Dataset rows about figures
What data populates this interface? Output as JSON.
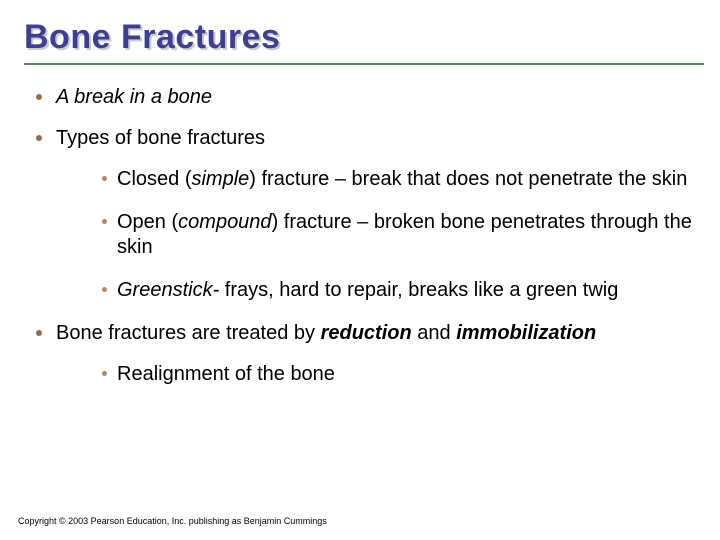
{
  "title": "Bone Fractures",
  "l1_1": "A break in a bone",
  "l1_2": "Types of bone fractures",
  "l2_1_a": "Closed (",
  "l2_1_b": "simple",
  "l2_1_c": ") fracture – break that does not penetrate the skin",
  "l2_2_a": "Open (",
  "l2_2_b": "compound",
  "l2_2_c": ") fracture – broken bone penetrates through the skin",
  "l2_3_a": "Greenstick-",
  "l2_3_b": " frays, hard to repair, breaks like a green twig",
  "l1_3_a": "Bone fractures are treated  by ",
  "l1_3_b": "reduction",
  "l1_3_c": " and ",
  "l1_3_d": "immobilization",
  "l2_4": "Realignment of the bone",
  "copyright": "Copyright © 2003 Pearson Education, Inc. publishing as Benjamin Cummings",
  "colors": {
    "title": "#3f3f8f",
    "title_shadow": "#c8c8d8",
    "divider": "#5a8a5a",
    "bullet_l1": "#9a6a4a",
    "bullet_l2": "#b08860",
    "background": "#ffffff",
    "text": "#000000"
  },
  "fonts": {
    "title_size": 34,
    "body_size": 20,
    "copyright_size": 9
  }
}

**Your goal:** Repeat the listing verbatim. Skip the pictures.

**The response:**
What data populates this interface? Output as JSON.
{
  "title": "Bone Fractures",
  "l1_1": "A break in a bone",
  "l1_2": "Types of bone fractures",
  "l2_1_a": "Closed (",
  "l2_1_b": "simple",
  "l2_1_c": ") fracture – break that does not penetrate the skin",
  "l2_2_a": "Open (",
  "l2_2_b": "compound",
  "l2_2_c": ") fracture – broken bone penetrates through the skin",
  "l2_3_a": "Greenstick-",
  "l2_3_b": " frays, hard to repair, breaks like a green twig",
  "l1_3_a": "Bone fractures are treated  by ",
  "l1_3_b": "reduction",
  "l1_3_c": " and ",
  "l1_3_d": "immobilization",
  "l2_4": "Realignment of the bone",
  "copyright": "Copyright © 2003 Pearson Education, Inc. publishing as Benjamin Cummings",
  "colors": {
    "title": "#3f3f8f",
    "title_shadow": "#c8c8d8",
    "divider": "#5a8a5a",
    "bullet_l1": "#9a6a4a",
    "bullet_l2": "#b08860",
    "background": "#ffffff",
    "text": "#000000"
  },
  "fonts": {
    "title_size": 34,
    "body_size": 20,
    "copyright_size": 9
  }
}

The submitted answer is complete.